══ DATA PROVIDED ══
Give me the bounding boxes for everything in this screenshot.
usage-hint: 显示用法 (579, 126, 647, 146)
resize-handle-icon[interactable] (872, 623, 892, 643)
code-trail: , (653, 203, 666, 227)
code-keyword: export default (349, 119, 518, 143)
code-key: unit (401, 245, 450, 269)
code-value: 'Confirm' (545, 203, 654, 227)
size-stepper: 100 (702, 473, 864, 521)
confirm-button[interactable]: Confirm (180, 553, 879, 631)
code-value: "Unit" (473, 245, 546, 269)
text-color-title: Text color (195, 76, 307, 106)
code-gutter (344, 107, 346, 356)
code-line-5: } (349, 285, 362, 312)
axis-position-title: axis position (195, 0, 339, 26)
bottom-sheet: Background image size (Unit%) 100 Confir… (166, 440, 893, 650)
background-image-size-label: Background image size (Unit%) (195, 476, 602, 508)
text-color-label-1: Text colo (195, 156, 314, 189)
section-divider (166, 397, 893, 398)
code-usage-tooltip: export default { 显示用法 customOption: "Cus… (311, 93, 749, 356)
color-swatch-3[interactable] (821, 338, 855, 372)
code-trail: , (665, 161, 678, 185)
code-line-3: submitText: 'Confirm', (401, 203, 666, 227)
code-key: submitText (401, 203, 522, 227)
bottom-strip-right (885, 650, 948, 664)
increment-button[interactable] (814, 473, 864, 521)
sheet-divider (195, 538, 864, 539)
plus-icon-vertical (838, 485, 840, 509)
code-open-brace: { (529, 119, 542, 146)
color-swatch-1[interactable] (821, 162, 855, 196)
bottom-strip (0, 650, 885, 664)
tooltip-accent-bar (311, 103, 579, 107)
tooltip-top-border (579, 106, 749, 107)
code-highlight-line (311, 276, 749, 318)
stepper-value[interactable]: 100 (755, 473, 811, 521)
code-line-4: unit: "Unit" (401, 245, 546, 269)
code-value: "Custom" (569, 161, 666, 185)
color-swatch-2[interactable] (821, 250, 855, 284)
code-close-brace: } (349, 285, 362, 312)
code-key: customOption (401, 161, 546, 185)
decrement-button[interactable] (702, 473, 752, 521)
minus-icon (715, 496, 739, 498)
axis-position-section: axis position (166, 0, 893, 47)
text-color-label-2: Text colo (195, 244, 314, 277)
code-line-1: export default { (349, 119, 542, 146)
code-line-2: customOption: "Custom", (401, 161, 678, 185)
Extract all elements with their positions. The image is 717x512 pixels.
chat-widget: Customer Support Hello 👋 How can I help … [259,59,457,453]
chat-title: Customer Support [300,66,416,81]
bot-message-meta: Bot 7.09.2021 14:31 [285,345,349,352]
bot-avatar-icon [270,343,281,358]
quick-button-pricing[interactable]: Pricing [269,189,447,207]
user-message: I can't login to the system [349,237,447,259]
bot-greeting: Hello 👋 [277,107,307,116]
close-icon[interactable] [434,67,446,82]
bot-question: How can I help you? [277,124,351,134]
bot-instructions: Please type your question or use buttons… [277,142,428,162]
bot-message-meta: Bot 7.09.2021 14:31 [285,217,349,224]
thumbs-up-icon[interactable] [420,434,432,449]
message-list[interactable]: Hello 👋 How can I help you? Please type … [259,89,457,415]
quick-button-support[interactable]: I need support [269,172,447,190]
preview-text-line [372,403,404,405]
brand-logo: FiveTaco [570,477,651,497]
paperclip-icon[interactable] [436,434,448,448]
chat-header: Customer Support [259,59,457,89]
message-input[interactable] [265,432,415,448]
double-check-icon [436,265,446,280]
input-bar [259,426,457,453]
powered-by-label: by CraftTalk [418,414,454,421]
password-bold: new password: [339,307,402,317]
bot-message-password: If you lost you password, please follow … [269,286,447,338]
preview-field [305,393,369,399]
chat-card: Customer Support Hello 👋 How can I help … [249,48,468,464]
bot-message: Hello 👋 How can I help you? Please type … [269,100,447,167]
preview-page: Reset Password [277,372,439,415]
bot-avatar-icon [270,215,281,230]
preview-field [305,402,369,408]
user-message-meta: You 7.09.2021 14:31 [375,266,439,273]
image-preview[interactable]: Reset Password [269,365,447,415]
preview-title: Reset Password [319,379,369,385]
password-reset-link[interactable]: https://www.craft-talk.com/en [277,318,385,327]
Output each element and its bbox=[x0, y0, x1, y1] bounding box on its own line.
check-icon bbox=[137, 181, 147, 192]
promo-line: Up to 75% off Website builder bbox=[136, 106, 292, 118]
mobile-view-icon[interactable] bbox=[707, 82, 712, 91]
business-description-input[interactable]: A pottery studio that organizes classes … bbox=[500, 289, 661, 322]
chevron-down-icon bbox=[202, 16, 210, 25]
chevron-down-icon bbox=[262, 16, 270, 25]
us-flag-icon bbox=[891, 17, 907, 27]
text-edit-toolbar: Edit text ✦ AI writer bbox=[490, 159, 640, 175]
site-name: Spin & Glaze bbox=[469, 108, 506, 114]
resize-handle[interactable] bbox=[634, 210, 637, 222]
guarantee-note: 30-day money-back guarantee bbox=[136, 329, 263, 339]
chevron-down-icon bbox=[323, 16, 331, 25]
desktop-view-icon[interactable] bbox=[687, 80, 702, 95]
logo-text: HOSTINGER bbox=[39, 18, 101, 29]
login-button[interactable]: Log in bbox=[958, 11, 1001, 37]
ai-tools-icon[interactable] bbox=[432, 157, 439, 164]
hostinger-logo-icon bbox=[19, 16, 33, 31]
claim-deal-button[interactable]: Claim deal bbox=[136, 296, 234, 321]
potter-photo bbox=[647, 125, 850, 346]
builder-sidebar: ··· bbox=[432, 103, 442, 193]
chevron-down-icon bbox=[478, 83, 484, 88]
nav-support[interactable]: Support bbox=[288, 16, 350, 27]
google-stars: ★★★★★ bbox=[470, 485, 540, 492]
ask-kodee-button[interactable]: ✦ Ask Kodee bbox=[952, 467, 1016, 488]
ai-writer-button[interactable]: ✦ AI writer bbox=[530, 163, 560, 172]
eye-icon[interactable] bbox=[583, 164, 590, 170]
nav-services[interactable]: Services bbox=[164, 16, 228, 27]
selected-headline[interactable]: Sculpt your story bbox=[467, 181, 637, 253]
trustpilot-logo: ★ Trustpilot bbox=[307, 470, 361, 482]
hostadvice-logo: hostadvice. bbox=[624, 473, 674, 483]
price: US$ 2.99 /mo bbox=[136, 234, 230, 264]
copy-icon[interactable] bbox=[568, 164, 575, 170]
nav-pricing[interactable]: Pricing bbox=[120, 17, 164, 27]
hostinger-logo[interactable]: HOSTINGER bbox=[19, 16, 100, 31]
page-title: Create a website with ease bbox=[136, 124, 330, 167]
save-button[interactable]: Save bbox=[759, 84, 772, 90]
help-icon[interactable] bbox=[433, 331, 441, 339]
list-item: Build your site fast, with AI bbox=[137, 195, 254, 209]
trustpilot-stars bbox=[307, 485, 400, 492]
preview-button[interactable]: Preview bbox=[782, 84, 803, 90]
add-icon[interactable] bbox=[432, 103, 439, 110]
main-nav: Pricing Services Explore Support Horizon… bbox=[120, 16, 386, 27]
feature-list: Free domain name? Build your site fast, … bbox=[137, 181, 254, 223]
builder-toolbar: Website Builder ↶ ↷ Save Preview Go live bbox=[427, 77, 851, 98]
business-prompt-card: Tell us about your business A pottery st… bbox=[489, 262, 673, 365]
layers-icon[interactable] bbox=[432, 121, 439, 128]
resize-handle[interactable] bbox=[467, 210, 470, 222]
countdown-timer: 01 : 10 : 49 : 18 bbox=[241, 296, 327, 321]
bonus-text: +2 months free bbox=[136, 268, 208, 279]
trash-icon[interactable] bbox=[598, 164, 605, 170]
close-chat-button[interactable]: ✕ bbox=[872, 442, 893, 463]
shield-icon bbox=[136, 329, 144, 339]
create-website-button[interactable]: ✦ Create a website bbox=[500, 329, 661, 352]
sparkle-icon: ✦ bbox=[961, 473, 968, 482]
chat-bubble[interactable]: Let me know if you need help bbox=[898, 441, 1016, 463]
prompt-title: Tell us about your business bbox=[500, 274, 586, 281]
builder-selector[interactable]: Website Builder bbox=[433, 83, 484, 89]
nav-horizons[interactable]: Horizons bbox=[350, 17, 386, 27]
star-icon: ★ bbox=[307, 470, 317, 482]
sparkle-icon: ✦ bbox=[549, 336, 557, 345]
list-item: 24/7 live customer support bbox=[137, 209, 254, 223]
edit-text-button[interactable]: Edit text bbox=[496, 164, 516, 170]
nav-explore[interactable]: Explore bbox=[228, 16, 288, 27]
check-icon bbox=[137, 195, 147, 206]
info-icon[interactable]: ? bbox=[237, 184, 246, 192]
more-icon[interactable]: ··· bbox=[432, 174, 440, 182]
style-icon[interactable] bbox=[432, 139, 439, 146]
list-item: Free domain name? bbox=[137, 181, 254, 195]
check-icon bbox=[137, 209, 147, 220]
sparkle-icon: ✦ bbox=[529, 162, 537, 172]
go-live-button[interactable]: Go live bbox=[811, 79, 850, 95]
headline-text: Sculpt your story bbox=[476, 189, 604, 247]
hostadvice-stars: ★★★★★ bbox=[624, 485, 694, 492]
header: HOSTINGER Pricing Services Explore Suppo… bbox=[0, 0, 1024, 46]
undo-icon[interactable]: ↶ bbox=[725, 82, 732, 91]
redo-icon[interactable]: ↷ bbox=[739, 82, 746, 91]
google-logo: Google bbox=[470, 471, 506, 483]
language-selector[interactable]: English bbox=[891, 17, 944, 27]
═══
EXERCISE OBJECTIVE: Convert the entries from the start of the records through the line containing "axis-position-title: axis position" into a numbered list, leaving out any blank lines.

SOLUTION FOR THIS PROBLEM:
1. Give me the bounding boxes for everything in this screenshot.
2. usage-hint: 显示用法 (579, 126, 647, 146)
3. resize-handle-icon[interactable] (872, 623, 892, 643)
4. code-trail: , (653, 203, 666, 227)
5. code-keyword: export default (349, 119, 518, 143)
6. code-key: unit (401, 245, 450, 269)
7. code-value: 'Confirm' (545, 203, 654, 227)
8. size-stepper: 100 (702, 473, 864, 521)
9. confirm-button[interactable]: Confirm (180, 553, 879, 631)
10. code-value: "Unit" (473, 245, 546, 269)
11. text-color-title: Text color (195, 76, 307, 106)
12. code-gutter (344, 107, 346, 356)
13. code-line-5: } (349, 285, 362, 312)
14. axis-position-title: axis position (195, 0, 339, 26)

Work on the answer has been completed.